** begin **

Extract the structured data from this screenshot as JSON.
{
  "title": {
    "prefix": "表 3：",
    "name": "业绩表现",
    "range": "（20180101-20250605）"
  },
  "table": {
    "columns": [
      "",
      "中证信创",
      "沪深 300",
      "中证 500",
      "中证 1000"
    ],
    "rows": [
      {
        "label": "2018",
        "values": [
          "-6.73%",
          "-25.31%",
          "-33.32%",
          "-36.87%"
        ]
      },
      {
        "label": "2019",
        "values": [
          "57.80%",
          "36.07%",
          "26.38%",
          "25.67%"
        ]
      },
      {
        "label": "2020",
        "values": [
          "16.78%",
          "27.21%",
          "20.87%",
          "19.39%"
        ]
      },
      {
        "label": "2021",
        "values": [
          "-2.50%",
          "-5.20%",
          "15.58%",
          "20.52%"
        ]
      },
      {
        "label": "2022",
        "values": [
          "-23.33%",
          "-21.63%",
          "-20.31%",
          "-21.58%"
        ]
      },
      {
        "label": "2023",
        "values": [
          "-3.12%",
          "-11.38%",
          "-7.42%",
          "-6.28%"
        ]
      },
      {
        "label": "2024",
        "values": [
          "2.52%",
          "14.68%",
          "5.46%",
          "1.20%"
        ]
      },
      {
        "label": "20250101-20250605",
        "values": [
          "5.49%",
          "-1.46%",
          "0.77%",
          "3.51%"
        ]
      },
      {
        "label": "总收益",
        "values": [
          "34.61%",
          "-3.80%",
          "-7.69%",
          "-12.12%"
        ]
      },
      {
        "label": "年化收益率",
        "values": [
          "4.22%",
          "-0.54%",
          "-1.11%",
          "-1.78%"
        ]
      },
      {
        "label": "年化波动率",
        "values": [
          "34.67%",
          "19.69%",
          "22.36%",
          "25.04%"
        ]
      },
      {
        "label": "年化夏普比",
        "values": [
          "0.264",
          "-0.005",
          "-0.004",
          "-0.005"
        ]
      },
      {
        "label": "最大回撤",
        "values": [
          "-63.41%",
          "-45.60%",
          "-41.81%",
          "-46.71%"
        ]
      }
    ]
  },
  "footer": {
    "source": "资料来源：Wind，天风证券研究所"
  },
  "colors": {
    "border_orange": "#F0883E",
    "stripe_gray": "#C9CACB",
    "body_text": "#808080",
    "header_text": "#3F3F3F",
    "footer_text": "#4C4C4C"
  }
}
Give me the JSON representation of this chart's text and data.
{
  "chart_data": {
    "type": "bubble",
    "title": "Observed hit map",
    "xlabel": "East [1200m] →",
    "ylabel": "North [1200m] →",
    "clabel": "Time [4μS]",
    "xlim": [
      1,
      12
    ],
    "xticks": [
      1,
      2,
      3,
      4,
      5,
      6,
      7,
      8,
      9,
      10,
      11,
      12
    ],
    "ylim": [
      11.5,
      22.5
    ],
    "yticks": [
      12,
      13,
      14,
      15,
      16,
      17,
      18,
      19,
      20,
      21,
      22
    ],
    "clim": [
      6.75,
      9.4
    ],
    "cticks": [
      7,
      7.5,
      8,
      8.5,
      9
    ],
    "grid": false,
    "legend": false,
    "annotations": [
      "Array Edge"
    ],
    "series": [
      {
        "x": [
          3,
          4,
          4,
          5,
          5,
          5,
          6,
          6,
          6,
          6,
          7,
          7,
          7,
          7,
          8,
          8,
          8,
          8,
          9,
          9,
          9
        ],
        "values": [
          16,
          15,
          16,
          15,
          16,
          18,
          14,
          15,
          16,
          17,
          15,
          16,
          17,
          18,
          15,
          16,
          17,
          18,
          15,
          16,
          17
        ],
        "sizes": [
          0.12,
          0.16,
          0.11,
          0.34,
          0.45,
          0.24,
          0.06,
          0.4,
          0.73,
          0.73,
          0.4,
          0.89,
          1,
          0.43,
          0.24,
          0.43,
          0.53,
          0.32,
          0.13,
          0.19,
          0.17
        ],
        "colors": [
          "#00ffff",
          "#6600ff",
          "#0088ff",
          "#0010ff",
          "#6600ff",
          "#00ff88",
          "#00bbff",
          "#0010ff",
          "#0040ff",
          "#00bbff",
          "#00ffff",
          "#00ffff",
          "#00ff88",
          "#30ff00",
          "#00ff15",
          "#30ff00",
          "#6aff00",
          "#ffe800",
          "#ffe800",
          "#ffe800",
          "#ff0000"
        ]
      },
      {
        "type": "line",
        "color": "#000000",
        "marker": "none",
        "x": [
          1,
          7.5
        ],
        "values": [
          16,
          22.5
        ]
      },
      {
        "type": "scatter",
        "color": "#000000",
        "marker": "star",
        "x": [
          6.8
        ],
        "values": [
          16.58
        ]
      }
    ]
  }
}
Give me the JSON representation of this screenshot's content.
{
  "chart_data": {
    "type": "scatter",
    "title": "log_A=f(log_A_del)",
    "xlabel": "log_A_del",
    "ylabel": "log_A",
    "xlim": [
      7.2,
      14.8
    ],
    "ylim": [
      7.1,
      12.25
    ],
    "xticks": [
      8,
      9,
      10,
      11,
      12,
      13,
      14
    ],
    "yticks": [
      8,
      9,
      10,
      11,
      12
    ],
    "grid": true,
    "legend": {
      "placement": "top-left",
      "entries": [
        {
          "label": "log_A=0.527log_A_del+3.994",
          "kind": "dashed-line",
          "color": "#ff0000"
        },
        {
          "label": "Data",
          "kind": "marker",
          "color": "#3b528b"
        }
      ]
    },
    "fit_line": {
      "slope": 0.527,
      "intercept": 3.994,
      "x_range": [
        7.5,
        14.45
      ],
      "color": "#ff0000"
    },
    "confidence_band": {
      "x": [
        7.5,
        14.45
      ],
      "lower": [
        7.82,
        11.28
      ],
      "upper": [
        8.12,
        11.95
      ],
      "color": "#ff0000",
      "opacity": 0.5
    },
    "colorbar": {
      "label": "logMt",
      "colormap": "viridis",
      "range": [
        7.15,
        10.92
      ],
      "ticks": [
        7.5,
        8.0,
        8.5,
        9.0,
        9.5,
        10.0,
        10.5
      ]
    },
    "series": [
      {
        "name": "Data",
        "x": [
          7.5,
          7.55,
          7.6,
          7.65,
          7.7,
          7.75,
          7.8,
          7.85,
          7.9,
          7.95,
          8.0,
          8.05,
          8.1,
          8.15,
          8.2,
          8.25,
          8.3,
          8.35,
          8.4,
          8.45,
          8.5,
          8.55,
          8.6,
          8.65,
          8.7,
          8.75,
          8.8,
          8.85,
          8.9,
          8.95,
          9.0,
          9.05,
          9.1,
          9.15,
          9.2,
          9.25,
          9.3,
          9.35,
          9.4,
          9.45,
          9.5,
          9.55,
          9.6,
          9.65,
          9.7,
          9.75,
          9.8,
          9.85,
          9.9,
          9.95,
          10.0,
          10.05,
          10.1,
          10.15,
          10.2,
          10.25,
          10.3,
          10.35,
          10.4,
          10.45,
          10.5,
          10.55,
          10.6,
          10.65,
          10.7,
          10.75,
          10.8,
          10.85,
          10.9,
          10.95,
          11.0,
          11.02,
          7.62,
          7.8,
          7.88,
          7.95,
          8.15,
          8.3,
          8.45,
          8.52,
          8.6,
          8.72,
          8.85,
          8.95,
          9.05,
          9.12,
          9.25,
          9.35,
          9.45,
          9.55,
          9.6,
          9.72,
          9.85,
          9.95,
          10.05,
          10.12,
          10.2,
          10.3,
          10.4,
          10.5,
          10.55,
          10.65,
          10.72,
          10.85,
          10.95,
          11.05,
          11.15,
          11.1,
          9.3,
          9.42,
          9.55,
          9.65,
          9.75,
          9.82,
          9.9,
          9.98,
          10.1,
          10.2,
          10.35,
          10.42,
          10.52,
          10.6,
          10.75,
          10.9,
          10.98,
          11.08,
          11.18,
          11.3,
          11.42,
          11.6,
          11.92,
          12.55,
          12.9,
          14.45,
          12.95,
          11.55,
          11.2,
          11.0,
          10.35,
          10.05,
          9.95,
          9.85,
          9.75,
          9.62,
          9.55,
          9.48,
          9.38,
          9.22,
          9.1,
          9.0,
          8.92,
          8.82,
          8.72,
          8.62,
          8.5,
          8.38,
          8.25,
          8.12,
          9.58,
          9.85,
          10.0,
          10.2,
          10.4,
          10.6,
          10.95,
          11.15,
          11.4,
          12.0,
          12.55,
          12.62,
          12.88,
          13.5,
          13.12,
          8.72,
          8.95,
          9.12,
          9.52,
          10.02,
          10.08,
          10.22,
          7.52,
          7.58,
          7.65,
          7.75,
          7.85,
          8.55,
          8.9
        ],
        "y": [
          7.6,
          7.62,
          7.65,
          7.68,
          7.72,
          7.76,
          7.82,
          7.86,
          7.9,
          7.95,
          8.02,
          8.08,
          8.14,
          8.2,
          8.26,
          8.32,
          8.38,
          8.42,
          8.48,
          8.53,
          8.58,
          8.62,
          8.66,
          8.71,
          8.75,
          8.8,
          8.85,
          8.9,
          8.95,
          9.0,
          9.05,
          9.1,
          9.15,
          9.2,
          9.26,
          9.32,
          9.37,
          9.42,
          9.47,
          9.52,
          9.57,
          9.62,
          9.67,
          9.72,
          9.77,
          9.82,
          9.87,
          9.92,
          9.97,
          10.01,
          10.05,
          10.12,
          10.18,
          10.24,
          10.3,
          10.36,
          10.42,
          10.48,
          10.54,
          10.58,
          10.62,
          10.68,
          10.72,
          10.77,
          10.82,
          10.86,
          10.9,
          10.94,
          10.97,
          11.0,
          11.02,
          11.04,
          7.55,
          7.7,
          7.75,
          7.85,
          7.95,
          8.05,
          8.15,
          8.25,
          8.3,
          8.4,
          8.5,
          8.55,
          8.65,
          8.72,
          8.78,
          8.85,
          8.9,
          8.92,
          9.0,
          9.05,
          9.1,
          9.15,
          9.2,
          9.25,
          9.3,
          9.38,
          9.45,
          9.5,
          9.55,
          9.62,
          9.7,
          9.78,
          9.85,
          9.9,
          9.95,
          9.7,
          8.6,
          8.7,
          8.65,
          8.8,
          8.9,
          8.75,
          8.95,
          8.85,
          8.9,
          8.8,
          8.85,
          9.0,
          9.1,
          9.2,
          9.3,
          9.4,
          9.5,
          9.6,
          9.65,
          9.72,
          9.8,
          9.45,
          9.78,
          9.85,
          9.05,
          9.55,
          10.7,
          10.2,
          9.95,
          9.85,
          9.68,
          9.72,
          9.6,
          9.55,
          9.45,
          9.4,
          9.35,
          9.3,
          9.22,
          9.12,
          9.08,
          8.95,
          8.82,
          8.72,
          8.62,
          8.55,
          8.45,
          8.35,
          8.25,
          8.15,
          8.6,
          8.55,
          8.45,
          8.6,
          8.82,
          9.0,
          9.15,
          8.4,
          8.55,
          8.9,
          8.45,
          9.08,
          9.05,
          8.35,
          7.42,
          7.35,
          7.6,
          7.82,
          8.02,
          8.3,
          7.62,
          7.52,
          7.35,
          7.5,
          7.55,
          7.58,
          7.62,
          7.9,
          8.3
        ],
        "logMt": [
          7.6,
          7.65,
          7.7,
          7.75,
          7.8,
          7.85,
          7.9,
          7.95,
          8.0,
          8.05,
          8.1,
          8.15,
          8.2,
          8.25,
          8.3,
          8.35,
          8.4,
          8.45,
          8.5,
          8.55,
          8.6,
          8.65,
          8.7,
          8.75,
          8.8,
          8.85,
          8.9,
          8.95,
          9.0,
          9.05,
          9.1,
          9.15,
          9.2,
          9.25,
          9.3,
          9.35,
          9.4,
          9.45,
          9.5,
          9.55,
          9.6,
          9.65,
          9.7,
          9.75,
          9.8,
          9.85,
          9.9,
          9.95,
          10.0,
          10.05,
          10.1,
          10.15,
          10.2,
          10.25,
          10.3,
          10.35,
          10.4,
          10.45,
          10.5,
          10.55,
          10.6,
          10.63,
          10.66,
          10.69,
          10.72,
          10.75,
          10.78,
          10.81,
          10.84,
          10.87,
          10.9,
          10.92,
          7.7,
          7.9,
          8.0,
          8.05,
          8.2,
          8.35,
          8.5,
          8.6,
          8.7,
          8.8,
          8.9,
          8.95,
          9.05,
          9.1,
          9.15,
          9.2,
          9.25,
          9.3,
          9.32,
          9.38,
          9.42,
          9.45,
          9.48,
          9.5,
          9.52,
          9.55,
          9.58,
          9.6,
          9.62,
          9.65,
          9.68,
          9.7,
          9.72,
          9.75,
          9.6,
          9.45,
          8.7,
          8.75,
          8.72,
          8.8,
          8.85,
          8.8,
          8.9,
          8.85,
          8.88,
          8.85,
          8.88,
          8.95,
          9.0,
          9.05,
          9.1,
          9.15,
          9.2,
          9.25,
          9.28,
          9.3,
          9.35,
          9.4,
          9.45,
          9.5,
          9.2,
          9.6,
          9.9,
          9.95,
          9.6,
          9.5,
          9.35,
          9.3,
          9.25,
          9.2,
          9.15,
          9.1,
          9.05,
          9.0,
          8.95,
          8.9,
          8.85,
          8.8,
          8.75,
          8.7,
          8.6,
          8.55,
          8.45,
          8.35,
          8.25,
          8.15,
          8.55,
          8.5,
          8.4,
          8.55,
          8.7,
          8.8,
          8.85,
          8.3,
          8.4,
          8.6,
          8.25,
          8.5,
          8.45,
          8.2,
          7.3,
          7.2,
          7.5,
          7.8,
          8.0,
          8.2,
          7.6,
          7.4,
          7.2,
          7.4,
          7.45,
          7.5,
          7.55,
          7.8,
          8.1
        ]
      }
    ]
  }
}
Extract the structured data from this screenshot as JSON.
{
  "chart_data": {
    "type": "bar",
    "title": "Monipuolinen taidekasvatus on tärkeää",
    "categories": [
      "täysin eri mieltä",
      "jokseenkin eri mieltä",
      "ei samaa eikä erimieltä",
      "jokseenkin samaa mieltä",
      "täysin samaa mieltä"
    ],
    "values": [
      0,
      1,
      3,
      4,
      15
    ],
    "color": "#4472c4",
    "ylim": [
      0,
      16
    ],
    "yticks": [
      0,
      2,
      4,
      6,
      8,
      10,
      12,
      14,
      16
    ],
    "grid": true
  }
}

** end **

The request
Pull out all lines containing the word "representation" from the entries above.

Solution to this exercise
Give me the JSON representation of this chart's text and data.
Give me the JSON representation of this screenshot's content.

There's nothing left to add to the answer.